• _THE TASK_:
Reproduce the following lines verbatim.

• _INPUT FOR THIS TASK_:
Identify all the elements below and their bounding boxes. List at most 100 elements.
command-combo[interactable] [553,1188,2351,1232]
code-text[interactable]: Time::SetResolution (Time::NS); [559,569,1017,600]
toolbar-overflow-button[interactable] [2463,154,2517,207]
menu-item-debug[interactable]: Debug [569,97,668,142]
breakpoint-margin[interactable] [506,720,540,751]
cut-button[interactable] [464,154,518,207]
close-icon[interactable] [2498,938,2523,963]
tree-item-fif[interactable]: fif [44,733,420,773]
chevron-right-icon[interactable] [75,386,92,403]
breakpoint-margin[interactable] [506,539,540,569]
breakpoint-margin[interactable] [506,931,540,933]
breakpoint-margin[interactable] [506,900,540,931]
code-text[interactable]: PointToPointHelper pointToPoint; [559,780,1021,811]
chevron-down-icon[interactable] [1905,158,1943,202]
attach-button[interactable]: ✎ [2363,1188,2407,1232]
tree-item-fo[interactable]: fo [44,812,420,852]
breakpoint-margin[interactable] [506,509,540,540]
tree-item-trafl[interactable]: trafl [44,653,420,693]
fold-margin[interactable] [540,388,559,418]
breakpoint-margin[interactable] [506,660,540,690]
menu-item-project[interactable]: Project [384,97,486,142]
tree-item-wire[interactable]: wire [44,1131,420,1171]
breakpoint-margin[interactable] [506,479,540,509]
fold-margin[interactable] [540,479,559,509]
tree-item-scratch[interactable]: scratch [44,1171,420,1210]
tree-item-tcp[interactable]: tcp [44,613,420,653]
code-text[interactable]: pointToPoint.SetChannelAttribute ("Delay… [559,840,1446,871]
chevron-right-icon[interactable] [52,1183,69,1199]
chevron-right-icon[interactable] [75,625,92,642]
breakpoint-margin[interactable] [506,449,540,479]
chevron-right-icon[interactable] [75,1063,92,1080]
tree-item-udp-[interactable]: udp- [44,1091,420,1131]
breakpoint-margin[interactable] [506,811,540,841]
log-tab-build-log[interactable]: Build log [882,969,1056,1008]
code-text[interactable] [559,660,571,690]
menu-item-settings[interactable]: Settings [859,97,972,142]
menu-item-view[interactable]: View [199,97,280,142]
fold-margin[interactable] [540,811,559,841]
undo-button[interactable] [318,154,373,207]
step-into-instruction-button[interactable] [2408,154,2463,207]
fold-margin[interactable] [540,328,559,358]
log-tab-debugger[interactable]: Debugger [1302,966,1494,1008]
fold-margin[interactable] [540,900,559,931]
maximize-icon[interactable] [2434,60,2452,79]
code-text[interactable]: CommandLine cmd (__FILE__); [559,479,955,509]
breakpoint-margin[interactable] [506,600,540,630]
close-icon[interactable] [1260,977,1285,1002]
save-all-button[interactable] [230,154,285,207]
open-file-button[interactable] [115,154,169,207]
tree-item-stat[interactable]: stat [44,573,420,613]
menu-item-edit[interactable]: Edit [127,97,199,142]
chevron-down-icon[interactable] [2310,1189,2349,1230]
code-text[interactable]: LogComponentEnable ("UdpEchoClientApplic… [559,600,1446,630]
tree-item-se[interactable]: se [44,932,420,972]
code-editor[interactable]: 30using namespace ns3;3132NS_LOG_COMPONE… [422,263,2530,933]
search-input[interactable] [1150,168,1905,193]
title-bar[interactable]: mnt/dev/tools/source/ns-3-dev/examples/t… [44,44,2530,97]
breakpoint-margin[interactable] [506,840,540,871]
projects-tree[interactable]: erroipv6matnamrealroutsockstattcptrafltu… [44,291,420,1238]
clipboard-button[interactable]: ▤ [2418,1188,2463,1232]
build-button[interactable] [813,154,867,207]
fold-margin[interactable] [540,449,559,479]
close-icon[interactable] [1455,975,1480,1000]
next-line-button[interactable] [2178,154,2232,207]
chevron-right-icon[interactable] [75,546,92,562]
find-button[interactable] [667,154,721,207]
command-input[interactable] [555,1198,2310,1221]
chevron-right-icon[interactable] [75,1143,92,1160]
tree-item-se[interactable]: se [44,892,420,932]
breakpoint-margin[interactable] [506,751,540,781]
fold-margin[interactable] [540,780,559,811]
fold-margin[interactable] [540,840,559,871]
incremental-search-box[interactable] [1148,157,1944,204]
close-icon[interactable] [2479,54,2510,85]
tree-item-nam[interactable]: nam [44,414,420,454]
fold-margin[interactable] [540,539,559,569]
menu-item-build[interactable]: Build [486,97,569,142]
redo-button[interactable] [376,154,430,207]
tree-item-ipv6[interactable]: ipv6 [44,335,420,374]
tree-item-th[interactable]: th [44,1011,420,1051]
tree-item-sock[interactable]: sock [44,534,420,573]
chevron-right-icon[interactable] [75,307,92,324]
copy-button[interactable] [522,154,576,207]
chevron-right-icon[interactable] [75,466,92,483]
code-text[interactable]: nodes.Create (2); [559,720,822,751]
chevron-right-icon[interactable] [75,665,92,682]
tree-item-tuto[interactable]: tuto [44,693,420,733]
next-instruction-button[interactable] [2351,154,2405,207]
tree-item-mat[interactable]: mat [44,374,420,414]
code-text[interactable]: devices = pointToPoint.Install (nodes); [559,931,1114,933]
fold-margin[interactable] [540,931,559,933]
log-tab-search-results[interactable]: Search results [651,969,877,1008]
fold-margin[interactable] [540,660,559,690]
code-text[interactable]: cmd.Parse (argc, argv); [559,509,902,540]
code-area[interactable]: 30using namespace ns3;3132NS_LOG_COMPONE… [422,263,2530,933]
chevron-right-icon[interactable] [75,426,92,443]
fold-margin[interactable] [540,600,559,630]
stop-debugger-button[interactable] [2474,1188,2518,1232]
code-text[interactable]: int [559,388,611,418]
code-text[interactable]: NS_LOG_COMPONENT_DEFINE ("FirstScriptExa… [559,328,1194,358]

• _EXERCISE RESULT_:
Identify all the elements below and their bounding boxes. List at most 100 elements.
command-combo[interactable] [553,1188,2351,1232]
code-text[interactable]: Time::SetResolution (Time::NS); [559,569,1017,600]
toolbar-overflow-button[interactable] [2463,154,2517,207]
menu-item-debug[interactable]: Debug [569,97,668,142]
breakpoint-margin[interactable] [506,720,540,751]
cut-button[interactable] [464,154,518,207]
close-icon[interactable] [2498,938,2523,963]
tree-item-fif[interactable]: fif [44,733,420,773]
chevron-right-icon[interactable] [75,386,92,403]
breakpoint-margin[interactable] [506,539,540,569]
breakpoint-margin[interactable] [506,931,540,933]
breakpoint-margin[interactable] [506,900,540,931]
code-text[interactable]: PointToPointHelper pointToPoint; [559,780,1021,811]
chevron-down-icon[interactable] [1905,158,1943,202]
attach-button[interactable]: ✎ [2363,1188,2407,1232]
tree-item-fo[interactable]: fo [44,812,420,852]
breakpoint-margin[interactable] [506,509,540,540]
tree-item-trafl[interactable]: trafl [44,653,420,693]
fold-margin[interactable] [540,388,559,418]
breakpoint-margin[interactable] [506,660,540,690]
menu-item-project[interactable]: Project [384,97,486,142]
tree-item-wire[interactable]: wire [44,1131,420,1171]
breakpoint-margin[interactable] [506,479,540,509]
fold-margin[interactable] [540,479,559,509]
tree-item-scratch[interactable]: scratch [44,1171,420,1210]
tree-item-tcp[interactable]: tcp [44,613,420,653]
code-text[interactable]: pointToPoint.SetChannelAttribute ("Delay… [559,840,1446,871]
chevron-right-icon[interactable] [52,1183,69,1199]
chevron-right-icon[interactable] [75,625,92,642]
breakpoint-margin[interactable] [506,449,540,479]
chevron-right-icon[interactable] [75,1063,92,1080]
tree-item-udp-[interactable]: udp- [44,1091,420,1131]
breakpoint-margin[interactable] [506,811,540,841]
log-tab-build-log[interactable]: Build log [882,969,1056,1008]
code-text[interactable] [559,660,571,690]
menu-item-settings[interactable]: Settings [859,97,972,142]
menu-item-view[interactable]: View [199,97,280,142]
fold-margin[interactable] [540,811,559,841]
undo-button[interactable] [318,154,373,207]
step-into-instruction-button[interactable] [2408,154,2463,207]
fold-margin[interactable] [540,328,559,358]
log-tab-debugger[interactable]: Debugger [1302,966,1494,1008]
fold-margin[interactable] [540,900,559,931]
maximize-icon[interactable] [2434,60,2452,79]
code-text[interactable]: CommandLine cmd (__FILE__); [559,479,955,509]
breakpoint-margin[interactable] [506,600,540,630]
close-icon[interactable] [1260,977,1285,1002]
save-all-button[interactable] [230,154,285,207]
open-file-button[interactable] [115,154,169,207]
tree-item-stat[interactable]: stat [44,573,420,613]
menu-item-edit[interactable]: Edit [127,97,199,142]
chevron-down-icon[interactable] [2310,1189,2349,1230]
code-text[interactable]: LogComponentEnable ("UdpEchoClientApplic… [559,600,1446,630]
tree-item-se[interactable]: se [44,932,420,972]
code-editor[interactable]: 30using namespace ns3;3132NS_LOG_COMPONE… [422,263,2530,933]
search-input[interactable] [1150,168,1905,193]
title-bar[interactable]: mnt/dev/tools/source/ns-3-dev/examples/t… [44,44,2530,97]
breakpoint-margin[interactable] [506,840,540,871]
projects-tree[interactable]: erroipv6matnamrealroutsockstattcptrafltu… [44,291,420,1238]
clipboard-button[interactable]: ▤ [2418,1188,2463,1232]
build-button[interactable] [813,154,867,207]
fold-margin[interactable] [540,449,559,479]
close-icon[interactable] [1455,975,1480,1000]
next-line-button[interactable] [2178,154,2232,207]
chevron-right-icon[interactable] [75,546,92,562]
find-button[interactable] [667,154,721,207]
command-input[interactable] [555,1198,2310,1221]
chevron-right-icon[interactable] [75,1143,92,1160]
tree-item-se[interactable]: se [44,892,420,932]
breakpoint-margin[interactable] [506,751,540,781]
fold-margin[interactable] [540,780,559,811]
fold-margin[interactable] [540,840,559,871]
incremental-search-box[interactable] [1148,157,1944,204]
close-icon[interactable] [2479,54,2510,85]
tree-item-nam[interactable]: nam [44,414,420,454]
fold-margin[interactable] [540,539,559,569]
menu-item-build[interactable]: Build [486,97,569,142]
redo-button[interactable] [376,154,430,207]
tree-item-ipv6[interactable]: ipv6 [44,335,420,374]
tree-item-th[interactable]: th [44,1011,420,1051]
tree-item-sock[interactable]: sock [44,534,420,573]
chevron-right-icon[interactable] [75,307,92,324]
copy-button[interactable] [522,154,576,207]
chevron-right-icon[interactable] [75,466,92,483]
code-text[interactable]: nodes.Create (2); [559,720,822,751]
chevron-right-icon[interactable] [75,665,92,682]
tree-item-tuto[interactable]: tuto [44,693,420,733]
next-instruction-button[interactable] [2351,154,2405,207]
tree-item-mat[interactable]: mat [44,374,420,414]
code-text[interactable]: devices = pointToPoint.Install (nodes); [559,931,1114,933]
fold-margin[interactable] [540,931,559,933]
log-tab-search-results[interactable]: Search results [651,969,877,1008]
fold-margin[interactable] [540,660,559,690]
code-text[interactable]: cmd.Parse (argc, argv); [559,509,902,540]
code-area[interactable]: 30using namespace ns3;3132NS_LOG_COMPONE… [422,263,2530,933]
chevron-right-icon[interactable] [75,426,92,443]
fold-margin[interactable] [540,600,559,630]
stop-debugger-button[interactable] [2474,1188,2518,1232]
code-text[interactable]: int [559,388,611,418]
code-text[interactable]: NS_LOG_COMPONENT_DEFINE ("FirstScriptExa… [559,328,1194,358]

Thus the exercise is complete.